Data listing
======

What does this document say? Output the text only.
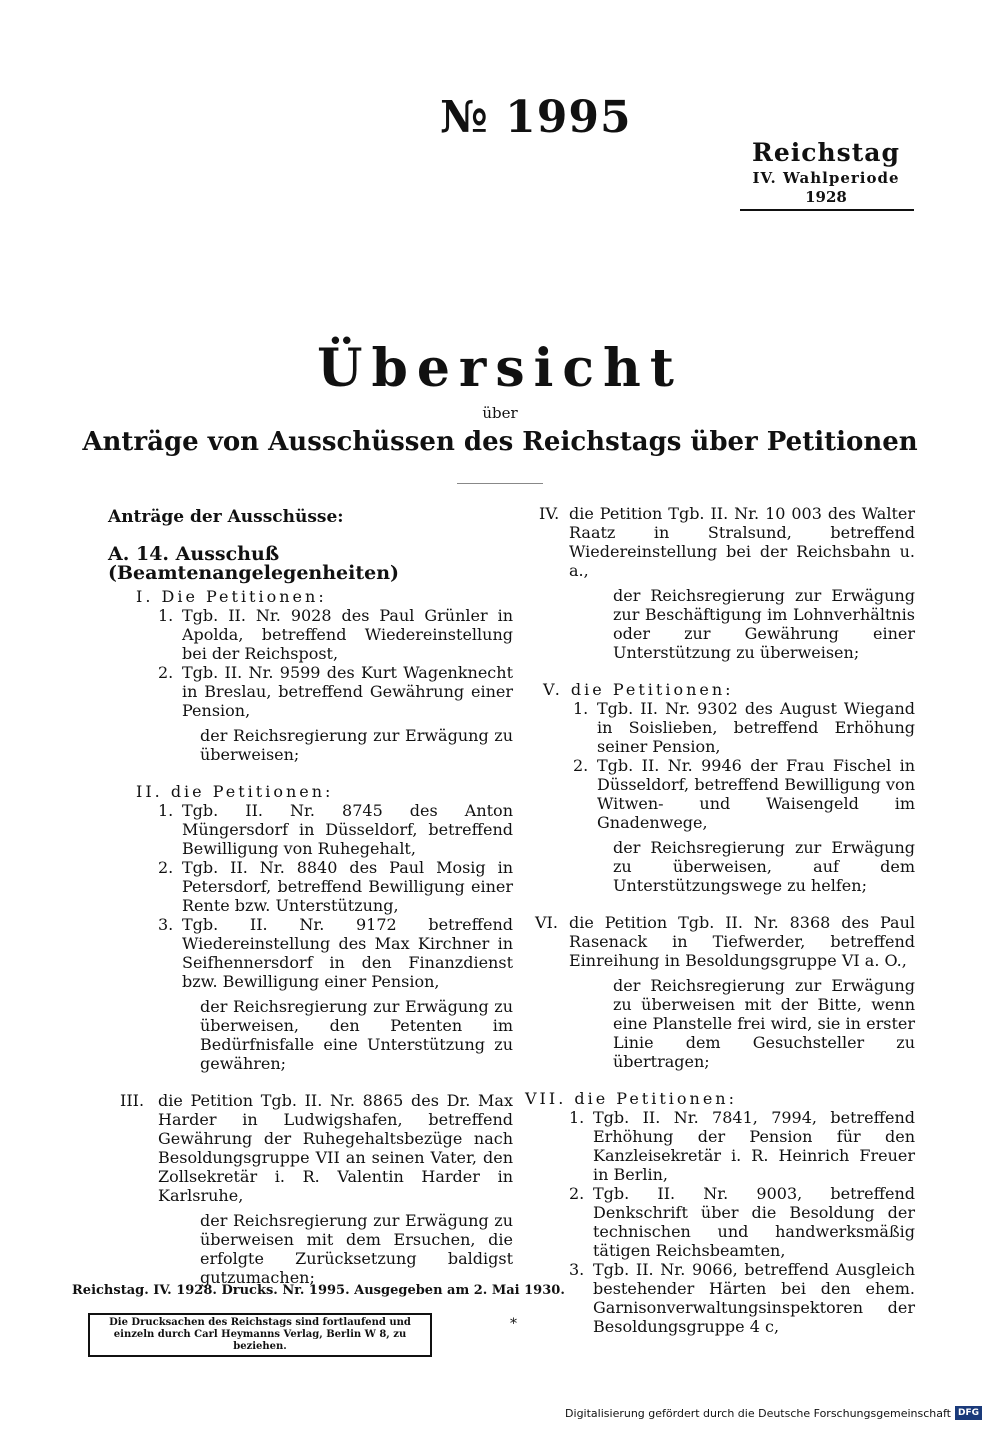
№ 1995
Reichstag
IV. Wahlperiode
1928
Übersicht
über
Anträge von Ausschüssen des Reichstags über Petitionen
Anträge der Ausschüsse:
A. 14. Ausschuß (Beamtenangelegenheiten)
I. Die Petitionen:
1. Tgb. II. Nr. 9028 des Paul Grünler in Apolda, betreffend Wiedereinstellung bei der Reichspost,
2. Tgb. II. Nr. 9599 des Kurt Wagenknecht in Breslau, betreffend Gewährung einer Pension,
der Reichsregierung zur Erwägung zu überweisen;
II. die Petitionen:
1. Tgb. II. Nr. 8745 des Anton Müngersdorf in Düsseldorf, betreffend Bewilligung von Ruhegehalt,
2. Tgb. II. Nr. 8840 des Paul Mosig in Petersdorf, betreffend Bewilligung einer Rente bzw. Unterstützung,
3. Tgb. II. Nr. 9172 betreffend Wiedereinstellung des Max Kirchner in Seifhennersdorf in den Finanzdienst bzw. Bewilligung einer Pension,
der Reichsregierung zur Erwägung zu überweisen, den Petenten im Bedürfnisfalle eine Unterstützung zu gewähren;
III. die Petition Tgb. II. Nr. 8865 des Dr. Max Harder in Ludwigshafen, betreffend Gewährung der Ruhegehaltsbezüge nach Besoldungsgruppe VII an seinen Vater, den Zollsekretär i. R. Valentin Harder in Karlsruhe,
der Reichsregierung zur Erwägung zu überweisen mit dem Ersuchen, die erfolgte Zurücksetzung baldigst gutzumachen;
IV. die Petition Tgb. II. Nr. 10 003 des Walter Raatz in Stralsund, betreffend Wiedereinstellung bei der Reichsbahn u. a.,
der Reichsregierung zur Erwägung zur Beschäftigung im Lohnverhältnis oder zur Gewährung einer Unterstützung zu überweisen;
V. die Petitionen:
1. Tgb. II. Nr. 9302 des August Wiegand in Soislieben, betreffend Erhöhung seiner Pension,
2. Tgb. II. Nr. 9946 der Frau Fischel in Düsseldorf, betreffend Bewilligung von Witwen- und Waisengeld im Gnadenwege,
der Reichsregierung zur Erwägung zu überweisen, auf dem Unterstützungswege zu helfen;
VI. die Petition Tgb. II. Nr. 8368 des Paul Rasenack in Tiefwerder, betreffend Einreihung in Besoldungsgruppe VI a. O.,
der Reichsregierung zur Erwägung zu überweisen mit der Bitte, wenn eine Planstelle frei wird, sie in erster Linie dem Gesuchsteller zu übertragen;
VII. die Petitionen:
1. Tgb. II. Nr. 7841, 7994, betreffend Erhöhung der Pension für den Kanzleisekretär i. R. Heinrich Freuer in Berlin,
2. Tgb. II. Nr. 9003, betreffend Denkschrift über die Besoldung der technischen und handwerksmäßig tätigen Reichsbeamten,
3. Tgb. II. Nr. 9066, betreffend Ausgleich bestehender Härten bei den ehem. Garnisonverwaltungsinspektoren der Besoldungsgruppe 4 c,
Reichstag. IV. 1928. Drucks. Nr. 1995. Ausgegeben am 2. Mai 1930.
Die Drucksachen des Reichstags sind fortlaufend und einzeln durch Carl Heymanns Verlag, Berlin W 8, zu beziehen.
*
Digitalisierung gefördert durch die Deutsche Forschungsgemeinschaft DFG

======

Task instructions: Transcribe all the lines above exactly, apart from the pictures.

Reply to the exercise:
What does this document say? Output the text only.
№ 1995
Reichstag
IV. Wahlperiode
1928
Übersicht
über
Anträge von Ausschüssen des Reichstags über Petitionen
Anträge der Ausschüsse:
A. 14. Ausschuß (Beamtenangelegenheiten)
I. Die Petitionen:
1. Tgb. II. Nr. 9028 des Paul Grünler in Apolda, betreffend Wiedereinstellung bei der Reichspost,
2. Tgb. II. Nr. 9599 des Kurt Wagenknecht in Breslau, betreffend Gewährung einer Pension,
der Reichsregierung zur Erwägung zu überweisen;
II. die Petitionen:
1. Tgb. II. Nr. 8745 des Anton Müngersdorf in Düsseldorf, betreffend Bewilligung von Ruhegehalt,
2. Tgb. II. Nr. 8840 des Paul Mosig in Petersdorf, betreffend Bewilligung einer Rente bzw. Unterstützung,
3. Tgb. II. Nr. 9172 betreffend Wiedereinstellung des Max Kirchner in Seifhennersdorf in den Finanzdienst bzw. Bewilligung einer Pension,
der Reichsregierung zur Erwägung zu überweisen, den Petenten im Bedürfnisfalle eine Unterstützung zu gewähren;
III. die Petition Tgb. II. Nr. 8865 des Dr. Max Harder in Ludwigshafen, betreffend Gewährung der Ruhegehaltsbezüge nach Besoldungsgruppe VII an seinen Vater, den Zollsekretär i. R. Valentin Harder in Karlsruhe,
der Reichsregierung zur Erwägung zu überweisen mit dem Ersuchen, die erfolgte Zurücksetzung baldigst gutzumachen;
IV. die Petition Tgb. II. Nr. 10 003 des Walter Raatz in Stralsund, betreffend Wiedereinstellung bei der Reichsbahn u. a.,
der Reichsregierung zur Erwägung zur Beschäftigung im Lohnverhältnis oder zur Gewährung einer Unterstützung zu überweisen;
V. die Petitionen:
1. Tgb. II. Nr. 9302 des August Wiegand in Soislieben, betreffend Erhöhung seiner Pension,
2. Tgb. II. Nr. 9946 der Frau Fischel in Düsseldorf, betreffend Bewilligung von Witwen- und Waisengeld im Gnadenwege,
der Reichsregierung zur Erwägung zu überweisen, auf dem Unterstützungswege zu helfen;
VI. die Petition Tgb. II. Nr. 8368 des Paul Rasenack in Tiefwerder, betreffend Einreihung in Besoldungsgruppe VI a. O.,
der Reichsregierung zur Erwägung zu überweisen mit der Bitte, wenn eine Planstelle frei wird, sie in erster Linie dem Gesuchsteller zu übertragen;
VII. die Petitionen:
1. Tgb. II. Nr. 7841, 7994, betreffend Erhöhung der Pension für den Kanzleisekretär i. R. Heinrich Freuer in Berlin,
2. Tgb. II. Nr. 9003, betreffend Denkschrift über die Besoldung der technischen und handwerksmäßig tätigen Reichsbeamten,
3. Tgb. II. Nr. 9066, betreffend Ausgleich bestehender Härten bei den ehem. Garnisonverwaltungsinspektoren der Besoldungsgruppe 4 c,
Reichstag. IV. 1928. Drucks. Nr. 1995. Ausgegeben am 2. Mai 1930.
Die Drucksachen des Reichstags sind fortlaufend und einzeln durch Carl Heymanns Verlag, Berlin W 8, zu beziehen.
*
Digitalisierung gefördert durch die Deutsche Forschungsgemeinschaft DFG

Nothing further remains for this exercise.